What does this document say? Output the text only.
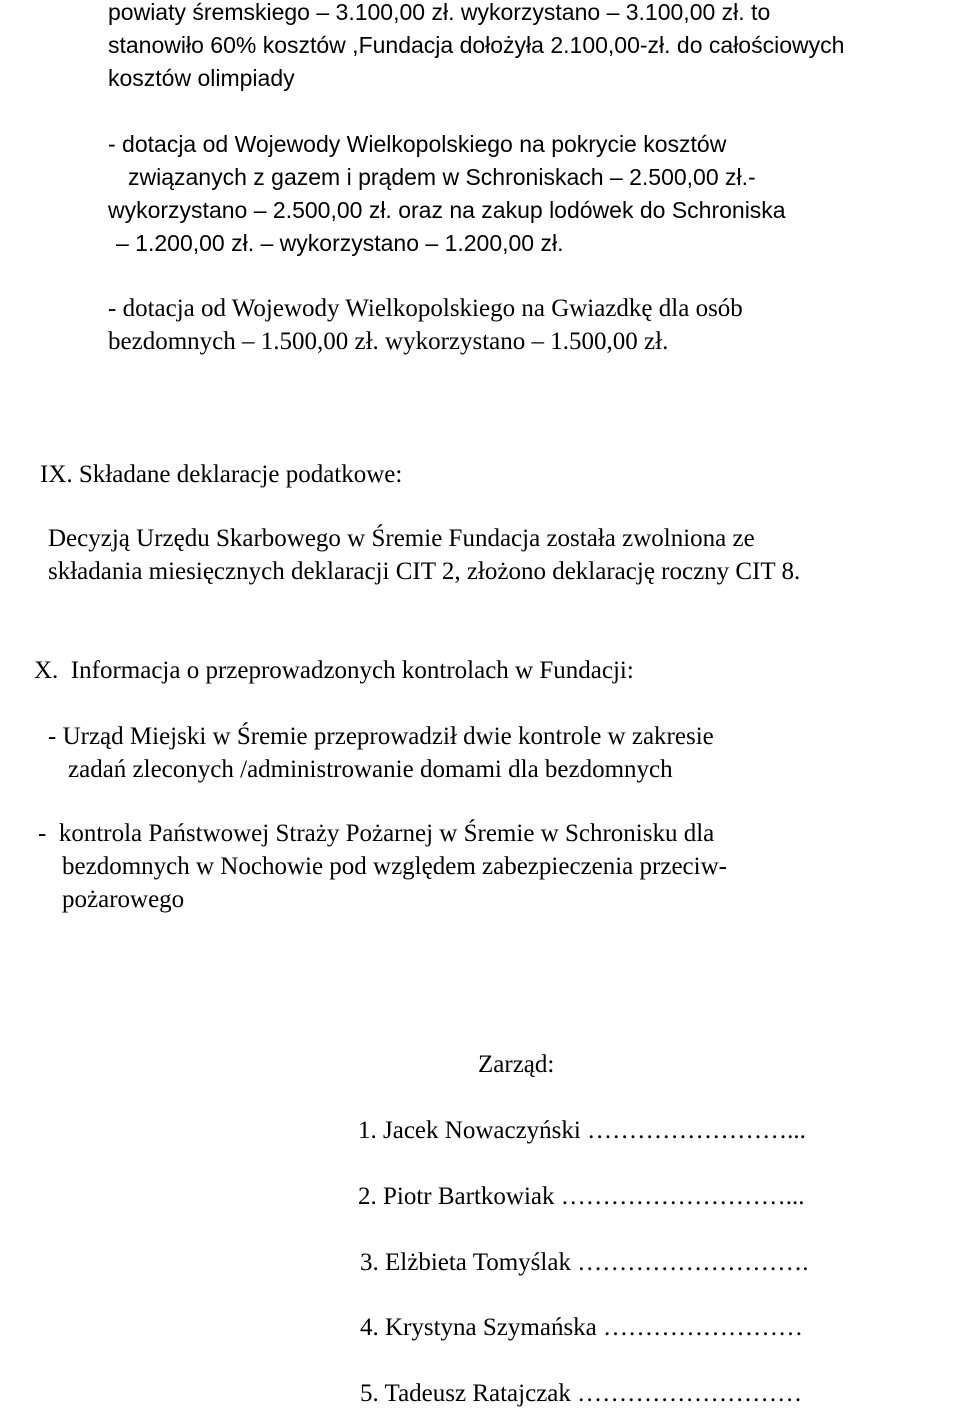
powiaty śremskiego – 3.100,00 zł. wykorzystano – 3.100,00 zł. to

stanowiło 60% kosztów ,Fundacja dołożyła 2.100,00-zł. do całościowych

kosztów olimpiady

- dotacja od Wojewody Wielkopolskiego na pokrycie kosztów

związanych z gazem i prądem w Schroniskach – 2.500,00 zł.-

wykorzystano – 2.500,00 zł. oraz na zakup lodówek do Schroniska

– 1.200,00 zł. – wykorzystano – 1.200,00 zł.

- dotacja od Wojewody Wielkopolskiego na Gwiazdkę dla osób

bezdomnych – 1.500,00 zł. wykorzystano – 1.500,00 zł.

IX. Składane deklaracje podatkowe:

Decyzją Urzędu Skarbowego w Śremie Fundacja została zwolniona ze

składania miesięcznych deklaracji CIT 2, złożono deklarację roczny CIT 8.

X.  Informacja o przeprowadzonych kontrolach w Fundacji:

- Urząd Miejski w Śremie przeprowadził dwie kontrole w zakresie

zadań zleconych /administrowanie domami dla bezdomnych

-  kontrola Państwowej Straży Pożarnej w Śremie w Schronisku dla

bezdomnych w Nochowie pod względem zabezpieczenia przeciw-

pożarowego

Zarząd:

1. Jacek Nowaczyński ……………………...

2. Piotr Bartkowiak ………………………...

3. Elżbieta Tomyślak ……………………….

4. Krystyna Szymańska ……………………

5. Tadeusz Ratajczak ………………………
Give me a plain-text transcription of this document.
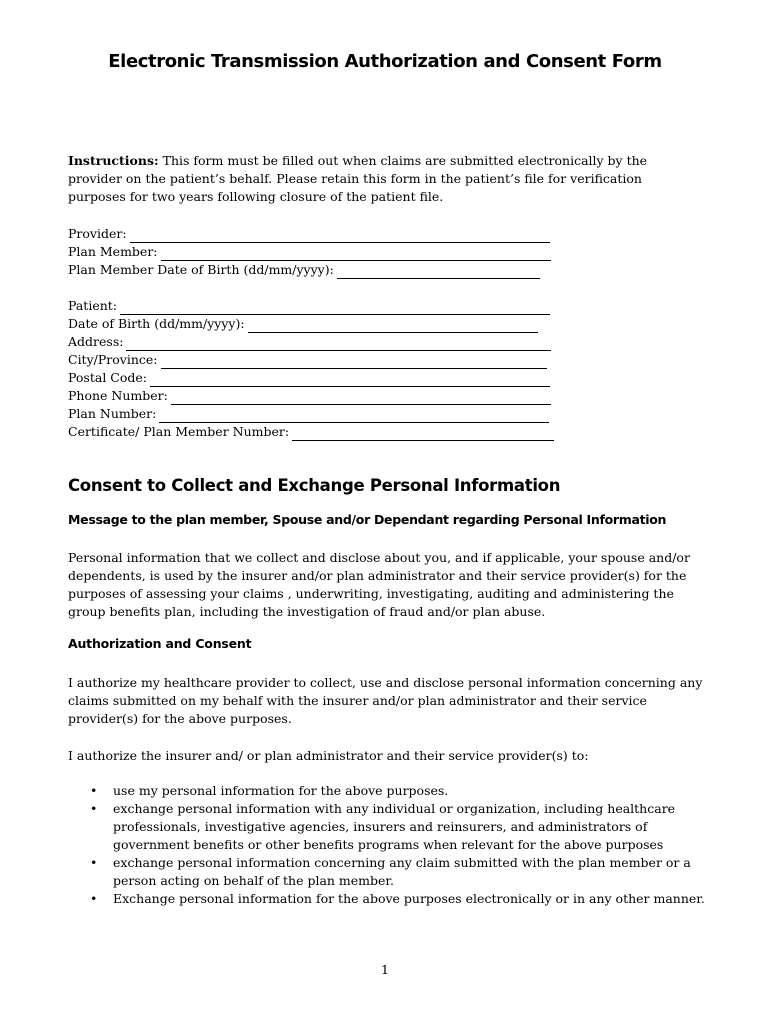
Electronic Transmission Authorization and Consent Form
Instructions: This form must be filled out when claims are submitted electronically by the provider on the patient’s behalf. Please retain this form in the patient’s file for verification purposes for two years following closure of the patient file.
Provider:
Plan Member:
Plan Member Date of Birth (dd/mm/yyyy):
Patient:
Date of Birth (dd/mm/yyyy):
Address:
City/Province:
Postal Code:
Phone Number:
Plan Number:
Certificate/ Plan Member Number:
Consent to Collect and Exchange Personal Information
Message to the plan member, Spouse and/or Dependant regarding Personal Information
Personal information that we collect and disclose about you, and if applicable, your spouse and/or dependents, is used by the insurer and/or plan administrator and their service provider(s) for the purposes of assessing your claims , underwriting, investigating, auditing and administering the group benefits plan, including the investigation of fraud and/or plan abuse.
Authorization and Consent
I authorize my healthcare provider to collect, use and disclose personal information concerning any claims submitted on my behalf with the insurer and/or plan administrator and their service provider(s) for the above purposes.
I authorize the insurer and/ or plan administrator and their service provider(s) to:
• use my personal information for the above purposes.
• exchange personal information with any individual or organization, including healthcare professionals, investigative agencies, insurers and reinsurers, and administrators of government benefits or other benefits programs when relevant for the above purposes
• exchange personal information concerning any claim submitted with the plan member or a person acting on behalf of the plan member.
• Exchange personal information for the above purposes electronically or in any other manner.
1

....

▶ _Job_
All records must be output exactly as they are, except for the pictures, which are left out.

▶ _Task output_
What does this document say? Output the text only.
powiaty śremskiego – 3.100,00 zł. wykorzystano – 3.100,00 zł. to

stanowiło 60% kosztów ,Fundacja dołożyła 2.100,00-zł. do całościowych

kosztów olimpiady

- dotacja od Wojewody Wielkopolskiego na pokrycie kosztów

związanych z gazem i prądem w Schroniskach – 2.500,00 zł.-

wykorzystano – 2.500,00 zł. oraz na zakup lodówek do Schroniska

– 1.200,00 zł. – wykorzystano – 1.200,00 zł.

- dotacja od Wojewody Wielkopolskiego na Gwiazdkę dla osób

bezdomnych – 1.500,00 zł. wykorzystano – 1.500,00 zł.

IX. Składane deklaracje podatkowe:

Decyzją Urzędu Skarbowego w Śremie Fundacja została zwolniona ze

składania miesięcznych deklaracji CIT 2, złożono deklarację roczny CIT 8.

X.  Informacja o przeprowadzonych kontrolach w Fundacji:

- Urząd Miejski w Śremie przeprowadził dwie kontrole w zakresie

zadań zleconych /administrowanie domami dla bezdomnych

-  kontrola Państwowej Straży Pożarnej w Śremie w Schronisku dla

bezdomnych w Nochowie pod względem zabezpieczenia przeciw-

pożarowego

Zarząd:

1. Jacek Nowaczyński ……………………...

2. Piotr Bartkowiak ………………………...

3. Elżbieta Tomyślak ……………………….

4. Krystyna Szymańska ……………………

5. Tadeusz Ratajczak ………………………
Give me a plain-text transcription of this document.
Electronic Transmission Authorization and Consent Form
Instructions: This form must be filled out when claims are submitted electronically by the provider on the patient’s behalf. Please retain this form in the patient’s file for verification purposes for two years following closure of the patient file.
Provider:
Plan Member:
Plan Member Date of Birth (dd/mm/yyyy):
Patient:
Date of Birth (dd/mm/yyyy):
Address:
City/Province:
Postal Code:
Phone Number:
Plan Number:
Certificate/ Plan Member Number:
Consent to Collect and Exchange Personal Information
Message to the plan member, Spouse and/or Dependant regarding Personal Information
Personal information that we collect and disclose about you, and if applicable, your spouse and/or dependents, is used by the insurer and/or plan administrator and their service provider(s) for the purposes of assessing your claims , underwriting, investigating, auditing and administering the group benefits plan, including the investigation of fraud and/or plan abuse.
Authorization and Consent
I authorize my healthcare provider to collect, use and disclose personal information concerning any claims submitted on my behalf with the insurer and/or plan administrator and their service provider(s) for the above purposes.
I authorize the insurer and/ or plan administrator and their service provider(s) to:
• use my personal information for the above purposes.
• exchange personal information with any individual or organization, including healthcare professionals, investigative agencies, insurers and reinsurers, and administrators of government benefits or other benefits programs when relevant for the above purposes
• exchange personal information concerning any claim submitted with the plan member or a person acting on behalf of the plan member.
• Exchange personal information for the above purposes electronically or in any other manner.
1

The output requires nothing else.